A post about even more trivial stuff.
Life is in the details.
When the room guys came in today they asked "where is the small one, ma'am?"
Taking his nap, I told them.
So they tiptoed in to check on him.
A bit about the sand: when we first arrived we noticed a scent in the air, a light sawdusty aroma. I think it must be the smell of the sand. There is a thin layer of fine soft sandy dust everywhere.
In the mornings, if I walk out onto the balcony and it's humid enough I get a bit of mud. By mid-morning, though, it's turned back into the inoffensive sand-dust, if the room guys don't get it first.
There are workers everywhere working extremely hard to obliterate the dust, constantly sweeping and polishing with brooms and wet rags, with impressive results. Most likely thanks to their efforts I have yet to see even the smallest piece of litter.
The battle with the potty continues. I think we may have found the winning combination: if you press both buttons and hold them down forever that seems to do the job. Otherwise you just get a rush of water and, well, pulverised potty contents, whatever they may be. This is no good, especially with people coming to clean the potties for us! As Thomas would say, Ew, ewwww!
On our third visit to Costa Coffee, Michael, who waited on us the first time, greeted us at the door. "The usual, Ma'am?" I was startled. I didn't know that 3 visits, not in a row, constituted having a "usual". He carefully told me exactly what we'd ordered last time(which included a split blended drink for Thomas and Bethy ), I nodded, still slightly flustered at such service, and shepherded the kids to the cushy leather chairs. When I told Mike about it he wasn't the least bit surprised. Another case of that's how it is here.

================================

Given request A
Rewrite the entries from their beginning through the line that contains "top-links: i 操作指南 个人中心 [870,0,1010,50]", replacing "chevron-down-icon" with "arrow-down-icon" and leaving everything else unchanged.

Records for this task
================================

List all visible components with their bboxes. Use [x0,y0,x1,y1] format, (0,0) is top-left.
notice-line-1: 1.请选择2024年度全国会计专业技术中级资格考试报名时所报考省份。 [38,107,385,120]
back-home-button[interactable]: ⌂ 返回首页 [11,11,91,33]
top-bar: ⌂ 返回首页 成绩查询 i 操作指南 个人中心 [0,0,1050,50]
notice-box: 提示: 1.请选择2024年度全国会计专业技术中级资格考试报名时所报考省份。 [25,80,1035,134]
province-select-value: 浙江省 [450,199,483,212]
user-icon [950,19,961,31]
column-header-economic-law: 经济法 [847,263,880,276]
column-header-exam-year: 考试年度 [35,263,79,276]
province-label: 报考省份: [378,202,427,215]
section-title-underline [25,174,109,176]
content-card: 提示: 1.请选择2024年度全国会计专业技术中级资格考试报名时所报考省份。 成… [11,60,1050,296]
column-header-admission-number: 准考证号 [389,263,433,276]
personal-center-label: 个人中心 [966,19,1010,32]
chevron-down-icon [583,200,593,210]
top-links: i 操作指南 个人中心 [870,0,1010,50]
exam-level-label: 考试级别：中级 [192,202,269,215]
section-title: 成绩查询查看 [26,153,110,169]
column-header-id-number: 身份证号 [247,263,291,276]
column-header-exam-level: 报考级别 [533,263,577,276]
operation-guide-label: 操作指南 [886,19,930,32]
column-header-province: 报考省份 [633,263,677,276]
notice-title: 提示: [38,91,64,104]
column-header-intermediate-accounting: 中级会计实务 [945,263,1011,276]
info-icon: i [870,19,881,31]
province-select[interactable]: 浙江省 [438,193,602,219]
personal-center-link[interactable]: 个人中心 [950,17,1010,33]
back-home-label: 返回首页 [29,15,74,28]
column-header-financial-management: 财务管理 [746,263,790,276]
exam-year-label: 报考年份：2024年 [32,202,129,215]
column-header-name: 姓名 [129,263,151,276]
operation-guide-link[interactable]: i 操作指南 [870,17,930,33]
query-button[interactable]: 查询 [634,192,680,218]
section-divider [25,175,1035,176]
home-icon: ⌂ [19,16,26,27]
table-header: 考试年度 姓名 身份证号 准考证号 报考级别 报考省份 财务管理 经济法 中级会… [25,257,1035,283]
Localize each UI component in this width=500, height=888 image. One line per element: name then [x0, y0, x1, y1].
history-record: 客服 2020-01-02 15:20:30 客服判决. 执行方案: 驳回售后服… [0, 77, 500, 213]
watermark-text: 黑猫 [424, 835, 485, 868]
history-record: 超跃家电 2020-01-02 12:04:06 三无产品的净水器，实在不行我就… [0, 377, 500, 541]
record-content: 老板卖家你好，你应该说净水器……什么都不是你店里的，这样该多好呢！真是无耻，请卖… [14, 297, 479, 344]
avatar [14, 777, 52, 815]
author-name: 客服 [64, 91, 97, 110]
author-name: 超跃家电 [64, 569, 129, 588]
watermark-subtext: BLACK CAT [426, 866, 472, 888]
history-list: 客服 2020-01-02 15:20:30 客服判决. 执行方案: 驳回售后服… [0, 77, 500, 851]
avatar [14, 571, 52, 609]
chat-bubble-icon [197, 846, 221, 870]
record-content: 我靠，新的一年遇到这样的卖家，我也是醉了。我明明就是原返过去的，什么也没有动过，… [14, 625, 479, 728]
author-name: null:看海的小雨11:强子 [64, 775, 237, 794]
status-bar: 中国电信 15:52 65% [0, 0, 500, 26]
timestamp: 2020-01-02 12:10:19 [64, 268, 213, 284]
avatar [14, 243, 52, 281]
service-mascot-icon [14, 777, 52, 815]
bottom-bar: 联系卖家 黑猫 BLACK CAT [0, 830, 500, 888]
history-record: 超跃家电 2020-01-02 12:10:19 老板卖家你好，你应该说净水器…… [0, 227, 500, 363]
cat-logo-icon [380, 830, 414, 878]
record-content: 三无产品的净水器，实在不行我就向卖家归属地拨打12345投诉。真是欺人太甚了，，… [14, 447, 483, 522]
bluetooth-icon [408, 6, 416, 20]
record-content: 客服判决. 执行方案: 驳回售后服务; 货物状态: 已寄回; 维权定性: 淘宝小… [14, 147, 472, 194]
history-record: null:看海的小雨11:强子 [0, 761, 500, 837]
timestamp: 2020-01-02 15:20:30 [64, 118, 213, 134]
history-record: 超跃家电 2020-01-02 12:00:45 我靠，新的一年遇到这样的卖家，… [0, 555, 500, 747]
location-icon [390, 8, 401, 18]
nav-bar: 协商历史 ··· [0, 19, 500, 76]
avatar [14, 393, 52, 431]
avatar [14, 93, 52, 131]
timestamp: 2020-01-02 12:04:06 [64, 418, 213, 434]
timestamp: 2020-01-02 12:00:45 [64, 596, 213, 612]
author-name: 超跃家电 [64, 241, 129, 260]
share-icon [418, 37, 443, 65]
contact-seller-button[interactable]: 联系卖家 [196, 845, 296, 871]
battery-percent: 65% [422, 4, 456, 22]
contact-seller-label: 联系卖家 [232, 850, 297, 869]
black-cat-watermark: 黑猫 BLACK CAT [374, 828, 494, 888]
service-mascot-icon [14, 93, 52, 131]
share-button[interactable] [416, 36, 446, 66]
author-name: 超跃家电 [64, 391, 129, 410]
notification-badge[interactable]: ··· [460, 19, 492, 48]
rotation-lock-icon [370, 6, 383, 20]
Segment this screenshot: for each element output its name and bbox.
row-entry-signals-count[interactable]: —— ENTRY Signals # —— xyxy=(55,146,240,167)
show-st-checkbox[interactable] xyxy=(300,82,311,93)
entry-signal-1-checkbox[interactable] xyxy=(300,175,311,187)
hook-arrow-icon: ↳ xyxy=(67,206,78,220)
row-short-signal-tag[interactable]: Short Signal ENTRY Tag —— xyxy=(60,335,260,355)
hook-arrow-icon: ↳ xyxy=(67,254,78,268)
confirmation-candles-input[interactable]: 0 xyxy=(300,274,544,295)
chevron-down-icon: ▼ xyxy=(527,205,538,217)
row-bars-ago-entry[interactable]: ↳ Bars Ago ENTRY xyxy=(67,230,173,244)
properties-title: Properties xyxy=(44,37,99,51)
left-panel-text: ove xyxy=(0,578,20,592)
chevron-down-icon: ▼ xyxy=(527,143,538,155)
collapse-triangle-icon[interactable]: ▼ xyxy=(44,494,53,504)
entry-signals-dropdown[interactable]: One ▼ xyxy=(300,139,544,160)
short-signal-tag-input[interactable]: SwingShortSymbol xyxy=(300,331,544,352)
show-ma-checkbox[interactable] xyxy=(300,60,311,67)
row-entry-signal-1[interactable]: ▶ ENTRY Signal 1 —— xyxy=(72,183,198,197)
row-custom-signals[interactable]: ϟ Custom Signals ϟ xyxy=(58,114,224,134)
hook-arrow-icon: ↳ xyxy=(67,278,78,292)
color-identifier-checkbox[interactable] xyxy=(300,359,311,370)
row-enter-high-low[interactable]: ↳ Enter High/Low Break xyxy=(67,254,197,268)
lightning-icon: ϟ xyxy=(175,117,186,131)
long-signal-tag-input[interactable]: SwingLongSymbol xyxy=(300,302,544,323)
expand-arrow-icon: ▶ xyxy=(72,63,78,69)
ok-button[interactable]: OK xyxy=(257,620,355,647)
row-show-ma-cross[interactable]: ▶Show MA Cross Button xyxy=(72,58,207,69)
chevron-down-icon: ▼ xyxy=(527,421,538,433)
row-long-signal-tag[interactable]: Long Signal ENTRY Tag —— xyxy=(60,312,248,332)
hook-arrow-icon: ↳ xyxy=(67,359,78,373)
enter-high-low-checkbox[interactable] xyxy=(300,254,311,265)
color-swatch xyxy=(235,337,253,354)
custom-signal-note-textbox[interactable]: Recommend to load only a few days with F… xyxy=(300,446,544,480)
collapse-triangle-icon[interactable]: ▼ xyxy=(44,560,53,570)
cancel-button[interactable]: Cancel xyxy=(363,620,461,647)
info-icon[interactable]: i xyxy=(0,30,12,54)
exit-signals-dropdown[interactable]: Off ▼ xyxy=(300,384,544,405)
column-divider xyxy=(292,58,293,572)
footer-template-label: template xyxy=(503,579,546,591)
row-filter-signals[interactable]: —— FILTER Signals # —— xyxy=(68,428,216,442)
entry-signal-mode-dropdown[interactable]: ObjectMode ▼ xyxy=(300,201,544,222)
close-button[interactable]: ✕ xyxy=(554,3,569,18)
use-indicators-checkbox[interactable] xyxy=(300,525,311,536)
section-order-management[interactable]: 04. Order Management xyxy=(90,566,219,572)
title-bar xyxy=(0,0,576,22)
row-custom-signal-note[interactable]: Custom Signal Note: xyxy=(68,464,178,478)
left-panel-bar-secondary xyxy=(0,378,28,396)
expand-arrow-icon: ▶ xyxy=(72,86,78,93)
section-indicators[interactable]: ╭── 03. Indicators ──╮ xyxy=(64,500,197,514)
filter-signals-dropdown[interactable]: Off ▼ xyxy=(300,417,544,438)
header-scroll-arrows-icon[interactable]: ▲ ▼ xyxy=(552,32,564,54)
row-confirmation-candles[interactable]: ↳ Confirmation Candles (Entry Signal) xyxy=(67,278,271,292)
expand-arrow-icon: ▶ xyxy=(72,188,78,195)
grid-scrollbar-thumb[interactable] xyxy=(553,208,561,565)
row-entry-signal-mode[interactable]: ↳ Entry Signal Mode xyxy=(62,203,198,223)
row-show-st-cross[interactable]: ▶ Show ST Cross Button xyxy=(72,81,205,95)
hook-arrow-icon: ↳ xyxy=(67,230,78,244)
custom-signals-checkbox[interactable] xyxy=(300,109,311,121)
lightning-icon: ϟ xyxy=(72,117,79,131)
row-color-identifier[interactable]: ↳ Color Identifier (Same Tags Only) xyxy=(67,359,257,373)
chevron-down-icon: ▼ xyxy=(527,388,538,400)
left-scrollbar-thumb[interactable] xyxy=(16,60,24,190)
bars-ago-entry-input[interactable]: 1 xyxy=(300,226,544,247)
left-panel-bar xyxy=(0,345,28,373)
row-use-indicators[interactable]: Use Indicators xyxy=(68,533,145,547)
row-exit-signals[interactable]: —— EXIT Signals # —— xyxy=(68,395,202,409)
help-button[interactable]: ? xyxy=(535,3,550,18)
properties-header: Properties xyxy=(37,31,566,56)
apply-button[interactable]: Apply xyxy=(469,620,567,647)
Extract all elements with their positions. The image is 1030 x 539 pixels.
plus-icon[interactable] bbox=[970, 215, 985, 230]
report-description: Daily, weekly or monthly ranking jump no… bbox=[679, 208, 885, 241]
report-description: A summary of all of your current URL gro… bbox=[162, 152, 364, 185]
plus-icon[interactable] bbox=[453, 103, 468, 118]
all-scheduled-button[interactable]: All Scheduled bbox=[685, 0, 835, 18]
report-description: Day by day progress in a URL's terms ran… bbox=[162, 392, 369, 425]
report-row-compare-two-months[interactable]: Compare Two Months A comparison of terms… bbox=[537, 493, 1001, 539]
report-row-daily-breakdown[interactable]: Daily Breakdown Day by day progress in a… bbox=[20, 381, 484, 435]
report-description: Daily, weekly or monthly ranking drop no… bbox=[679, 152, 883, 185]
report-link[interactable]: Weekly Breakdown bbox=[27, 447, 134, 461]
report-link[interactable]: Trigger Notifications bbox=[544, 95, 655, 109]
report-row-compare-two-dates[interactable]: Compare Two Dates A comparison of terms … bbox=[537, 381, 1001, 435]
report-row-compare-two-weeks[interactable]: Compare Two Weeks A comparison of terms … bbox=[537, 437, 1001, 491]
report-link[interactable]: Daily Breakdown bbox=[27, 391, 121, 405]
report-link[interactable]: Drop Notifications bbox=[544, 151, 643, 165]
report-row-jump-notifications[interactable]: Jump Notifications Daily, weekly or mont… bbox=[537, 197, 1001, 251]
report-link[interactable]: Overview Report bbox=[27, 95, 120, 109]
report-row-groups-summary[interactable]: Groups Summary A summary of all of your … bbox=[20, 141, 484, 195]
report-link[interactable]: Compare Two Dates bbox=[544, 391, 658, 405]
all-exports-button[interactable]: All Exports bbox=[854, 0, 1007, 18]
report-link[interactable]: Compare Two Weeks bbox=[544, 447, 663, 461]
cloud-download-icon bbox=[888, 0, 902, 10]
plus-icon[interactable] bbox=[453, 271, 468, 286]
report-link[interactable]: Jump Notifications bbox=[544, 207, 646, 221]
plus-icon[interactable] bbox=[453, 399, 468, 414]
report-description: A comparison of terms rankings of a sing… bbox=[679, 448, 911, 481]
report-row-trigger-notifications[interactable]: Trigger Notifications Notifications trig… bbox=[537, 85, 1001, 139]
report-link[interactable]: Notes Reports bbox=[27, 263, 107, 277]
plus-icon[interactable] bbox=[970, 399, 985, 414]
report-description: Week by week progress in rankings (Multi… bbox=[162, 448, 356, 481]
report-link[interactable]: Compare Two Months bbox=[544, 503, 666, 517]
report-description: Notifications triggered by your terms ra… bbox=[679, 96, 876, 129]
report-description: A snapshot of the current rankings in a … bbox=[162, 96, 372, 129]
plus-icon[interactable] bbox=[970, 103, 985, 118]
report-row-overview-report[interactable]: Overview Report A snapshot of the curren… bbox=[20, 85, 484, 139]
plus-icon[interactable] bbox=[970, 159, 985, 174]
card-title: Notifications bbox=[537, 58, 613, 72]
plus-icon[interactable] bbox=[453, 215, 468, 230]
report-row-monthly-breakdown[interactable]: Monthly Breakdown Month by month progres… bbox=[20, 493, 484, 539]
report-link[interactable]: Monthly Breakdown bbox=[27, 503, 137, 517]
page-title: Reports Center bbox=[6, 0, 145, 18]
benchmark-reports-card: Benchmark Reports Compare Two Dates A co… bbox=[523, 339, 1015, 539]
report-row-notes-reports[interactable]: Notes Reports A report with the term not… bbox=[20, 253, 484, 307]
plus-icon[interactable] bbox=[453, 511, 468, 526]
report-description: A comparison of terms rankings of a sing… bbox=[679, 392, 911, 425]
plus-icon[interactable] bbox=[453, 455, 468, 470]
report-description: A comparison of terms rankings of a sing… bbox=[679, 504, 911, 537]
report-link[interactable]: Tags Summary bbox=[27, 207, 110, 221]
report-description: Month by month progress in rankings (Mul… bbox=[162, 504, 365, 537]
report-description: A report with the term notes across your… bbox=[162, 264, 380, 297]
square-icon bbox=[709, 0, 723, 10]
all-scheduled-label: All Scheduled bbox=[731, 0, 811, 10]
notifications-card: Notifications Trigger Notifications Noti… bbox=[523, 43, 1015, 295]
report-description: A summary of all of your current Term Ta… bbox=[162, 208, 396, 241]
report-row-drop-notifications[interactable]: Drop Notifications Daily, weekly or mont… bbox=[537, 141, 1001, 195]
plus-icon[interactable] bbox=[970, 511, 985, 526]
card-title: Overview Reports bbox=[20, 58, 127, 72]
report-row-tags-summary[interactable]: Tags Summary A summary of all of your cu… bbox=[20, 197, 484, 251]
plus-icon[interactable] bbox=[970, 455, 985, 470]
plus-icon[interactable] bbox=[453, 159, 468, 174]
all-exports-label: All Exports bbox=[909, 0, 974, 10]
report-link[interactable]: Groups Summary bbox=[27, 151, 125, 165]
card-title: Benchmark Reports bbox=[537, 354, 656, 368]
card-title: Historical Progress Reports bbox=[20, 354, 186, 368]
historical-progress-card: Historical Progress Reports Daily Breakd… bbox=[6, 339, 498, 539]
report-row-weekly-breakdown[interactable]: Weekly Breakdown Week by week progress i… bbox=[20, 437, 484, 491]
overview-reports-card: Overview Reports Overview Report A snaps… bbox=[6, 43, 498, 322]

================================

Given request B
Reproduce the stretch of the post from "When the room" through "piece of litter." word for word.

Expected answer A
List all visible components with their bboxes. Use [x0,y0,x1,y1] format, (0,0) is top-left.
notice-line-1: 1.请选择2024年度全国会计专业技术中级资格考试报名时所报考省份。 [38,107,385,120]
back-home-button[interactable]: ⌂ 返回首页 [11,11,91,33]
top-bar: ⌂ 返回首页 成绩查询 i 操作指南 个人中心 [0,0,1050,50]
notice-box: 提示: 1.请选择2024年度全国会计专业技术中级资格考试报名时所报考省份。 [25,80,1035,134]
province-select-value: 浙江省 [450,199,483,212]
user-icon [950,19,961,31]
column-header-economic-law: 经济法 [847,263,880,276]
column-header-exam-year: 考试年度 [35,263,79,276]
province-label: 报考省份: [378,202,427,215]
section-title-underline [25,174,109,176]
content-card: 提示: 1.请选择2024年度全国会计专业技术中级资格考试报名时所报考省份。 成… [11,60,1050,296]
column-header-admission-number: 准考证号 [389,263,433,276]
personal-center-label: 个人中心 [966,19,1010,32]
arrow-down-icon [583,200,593,210]
top-links: i 操作指南 个人中心 [870,0,1010,50]

Expected answer B
When the room guys came in today they asked "where is the small one, ma'am?"
Taking his nap, I told them.
So they tiptoed in to check on him.
A bit about the sand: when we first arrived we noticed a scent in the air, a light sawdusty aroma. I think it must be the smell of the sand. There is a thin layer of fine soft sandy dust everywhere.
In the mornings, if I walk out onto the balcony and it's humid enough I get a bit of mud. By mid-morning, though, it's turned back into the inoffensive sand-dust, if the room guys don't get it first.
There are workers everywhere working extremely hard to obliterate the dust, constantly sweeping and polishing with brooms and wet rags, with impressive results. Most likely thanks to their efforts I have yet to see even the smallest piece of litter.